--- START Text section ---

HISTORY OF MOREMI AJASORO, THE HEROINE OF LIBERTY!
MOREMI AJASORO: HEROINE OF LIBERTY
The Olugbo of Ugbo kingdom in Ilaje area of Ondo State, Oba Obateru Akinruntan has of recent been distorting history and fanning the ember of enmity among the Yoruba Obas and the Yoruba nation at large. Sadly, the same Olugbo is the chairman of an amorphous body that goes by the name ‘Yoruba Obas Committee on Peace and Reconciliation’.
The Olugbo has repeatedly referred to Moremi as a traitor against her widely acclaimed tag as a heroine of liberty. I have taken it upon myself to put the record straight and lay same bare before the court of public opinion to judge whether Moremi was a traitor as Oba Akinruntan claimed or a heroine as the world has come to accept her.
The abridged history of Moremi will suffice here.
Moremi Omowumi Ayoka Okin, was born in Offa as a princess (and this is my locus stance). She grew up in Offa to become a ravishingly beautiful young lady who later got married to Ooni Oranmiyan of Ile Ife. As a result of her beauty and astuteness, she soon became the Aayo (Queen Consort) of Ooni Oranmiyan and the only one who had his ears on vital issues about the kingdom.
During her stay in Ile-Ife, the ancient city was incessantly raided by a group of warriors who were believed to be from the outer space. This was as a result of their weird dressing as they were usually cladded in dried raffia fronds from head to toes. On each occasion, these warriors carted away food items, materials, and humans as slaves. These unrelenting raids on the ancestral home of the Yoruba was giving King Oranmiyan (himself a renowned warrior) a grave concern. Queen Moremi noticed this mood swing of her husband and asked him why he was brooding endlessly of recent. King Oranmiyan told her it was these mysterious raiders that were giving him serious concern. Queen Moremi instantly decided to do all within her power to restore her husband’s happy mood.
She went to consult the goddess of River Esinmirin (still in Ile-Ife) and made a vow that if she could be granted the power to overcome the mysterious invaders, she was ready to sacrifice anything the goddess of Esinmirin demanded. The goddess told her to allow herself to be captured when next the invaders come around. As instructed, on the next invasion by the mysterious invaders, Moremi unlike the rest of the inhabitants deliberately allowed herself to be captured by the invaders and taken as a slave to their place which turned out to be Ugbo (the home of Oba Akinruntan).
Upon setting his eyes on the war booties, the then reigning Olugbo of Ugbo could not take his eyes off the paragon of beauty that was Moremi. He subsequently decreed that she be handed over to him as a wife. Moremi became the Olugbo’s wife and soon got elevated as the Queen Consort in the Olugbo’s palace. During a moment of passion, Moremi craftily told the Olugbo that she was enjoying everything about her new home except the dreadful warriors especially the way they dressed. The lecherous Olugbo told Moremi that the warriors were merely cladded in dried raffia fronds which were highly combustible.

--- END Text section ---
--- START Material supplied ---

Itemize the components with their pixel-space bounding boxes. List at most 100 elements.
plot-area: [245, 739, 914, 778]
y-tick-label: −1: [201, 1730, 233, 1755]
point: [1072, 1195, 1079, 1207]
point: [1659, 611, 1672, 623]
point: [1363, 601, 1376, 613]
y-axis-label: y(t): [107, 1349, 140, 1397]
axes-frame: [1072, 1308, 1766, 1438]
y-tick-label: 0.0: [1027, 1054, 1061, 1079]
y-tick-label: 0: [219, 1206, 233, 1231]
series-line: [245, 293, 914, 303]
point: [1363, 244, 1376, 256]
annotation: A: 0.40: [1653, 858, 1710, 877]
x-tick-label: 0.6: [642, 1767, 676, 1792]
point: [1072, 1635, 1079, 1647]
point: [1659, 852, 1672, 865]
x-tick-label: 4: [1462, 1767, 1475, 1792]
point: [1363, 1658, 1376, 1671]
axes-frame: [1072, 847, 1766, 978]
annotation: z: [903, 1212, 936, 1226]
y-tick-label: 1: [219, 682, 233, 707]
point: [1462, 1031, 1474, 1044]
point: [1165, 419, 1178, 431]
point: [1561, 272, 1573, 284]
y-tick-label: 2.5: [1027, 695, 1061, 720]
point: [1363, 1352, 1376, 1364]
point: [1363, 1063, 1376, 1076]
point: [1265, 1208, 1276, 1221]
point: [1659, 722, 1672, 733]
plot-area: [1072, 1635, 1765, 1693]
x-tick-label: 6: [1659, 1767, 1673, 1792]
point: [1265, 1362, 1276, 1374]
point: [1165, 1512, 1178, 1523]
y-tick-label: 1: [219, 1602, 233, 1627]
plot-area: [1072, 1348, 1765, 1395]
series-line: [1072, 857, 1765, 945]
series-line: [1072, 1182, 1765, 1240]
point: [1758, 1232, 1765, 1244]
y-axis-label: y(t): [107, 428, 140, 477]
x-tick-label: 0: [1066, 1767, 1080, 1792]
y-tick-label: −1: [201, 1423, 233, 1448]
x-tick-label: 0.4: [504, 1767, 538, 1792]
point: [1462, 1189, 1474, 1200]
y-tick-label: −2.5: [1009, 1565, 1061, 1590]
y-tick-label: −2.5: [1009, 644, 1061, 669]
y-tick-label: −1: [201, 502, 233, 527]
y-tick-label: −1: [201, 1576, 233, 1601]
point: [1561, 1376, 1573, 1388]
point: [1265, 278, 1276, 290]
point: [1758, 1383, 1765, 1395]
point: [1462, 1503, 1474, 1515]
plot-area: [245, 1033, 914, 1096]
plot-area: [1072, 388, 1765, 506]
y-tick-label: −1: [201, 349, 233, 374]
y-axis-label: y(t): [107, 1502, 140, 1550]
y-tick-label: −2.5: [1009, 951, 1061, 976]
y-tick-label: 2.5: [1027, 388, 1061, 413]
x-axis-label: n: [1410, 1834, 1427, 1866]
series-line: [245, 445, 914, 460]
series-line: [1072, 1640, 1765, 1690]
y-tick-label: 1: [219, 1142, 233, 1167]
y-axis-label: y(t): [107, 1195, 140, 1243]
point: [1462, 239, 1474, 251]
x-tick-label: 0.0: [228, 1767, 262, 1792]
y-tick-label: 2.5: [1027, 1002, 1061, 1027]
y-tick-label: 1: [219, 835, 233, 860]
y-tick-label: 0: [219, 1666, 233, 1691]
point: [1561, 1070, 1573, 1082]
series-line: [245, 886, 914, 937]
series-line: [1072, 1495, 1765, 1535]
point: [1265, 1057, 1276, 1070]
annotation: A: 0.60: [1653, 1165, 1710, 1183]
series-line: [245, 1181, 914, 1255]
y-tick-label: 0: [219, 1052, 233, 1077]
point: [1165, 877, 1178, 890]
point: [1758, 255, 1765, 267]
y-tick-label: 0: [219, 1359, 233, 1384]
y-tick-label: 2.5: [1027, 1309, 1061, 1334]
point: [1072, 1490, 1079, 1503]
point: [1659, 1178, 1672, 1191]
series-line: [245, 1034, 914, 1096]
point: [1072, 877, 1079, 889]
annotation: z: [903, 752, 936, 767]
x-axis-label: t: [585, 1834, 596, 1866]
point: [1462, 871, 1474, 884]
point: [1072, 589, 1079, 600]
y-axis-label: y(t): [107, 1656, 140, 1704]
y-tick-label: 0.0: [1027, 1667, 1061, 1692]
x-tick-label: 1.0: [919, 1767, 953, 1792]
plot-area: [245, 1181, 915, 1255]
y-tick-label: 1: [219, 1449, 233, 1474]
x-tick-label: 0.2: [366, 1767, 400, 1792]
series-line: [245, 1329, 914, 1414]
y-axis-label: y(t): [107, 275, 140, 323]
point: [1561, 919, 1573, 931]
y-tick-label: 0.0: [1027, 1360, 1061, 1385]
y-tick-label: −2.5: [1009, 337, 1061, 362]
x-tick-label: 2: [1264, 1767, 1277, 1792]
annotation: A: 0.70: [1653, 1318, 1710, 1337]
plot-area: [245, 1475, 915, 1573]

--- END Material supplied ---

Return the passage of the Moremi text from "MOREMI AJASORO: HEROINE" to "Peace and Reconciliation’.", copied word for word.

# Output
MOREMI AJASORO: HEROINE OF LIBERTY
The Olugbo of Ugbo kingdom in Ilaje area of Ondo State, Oba Obateru Akinruntan has of recent been distorting history and fanning the ember of enmity among the Yoruba Obas and the Yoruba nation at large. Sadly, the same Olugbo is the chairman of an amorphous body that goes by the name ‘Yoruba Obas Committee on Peace and Reconciliation’.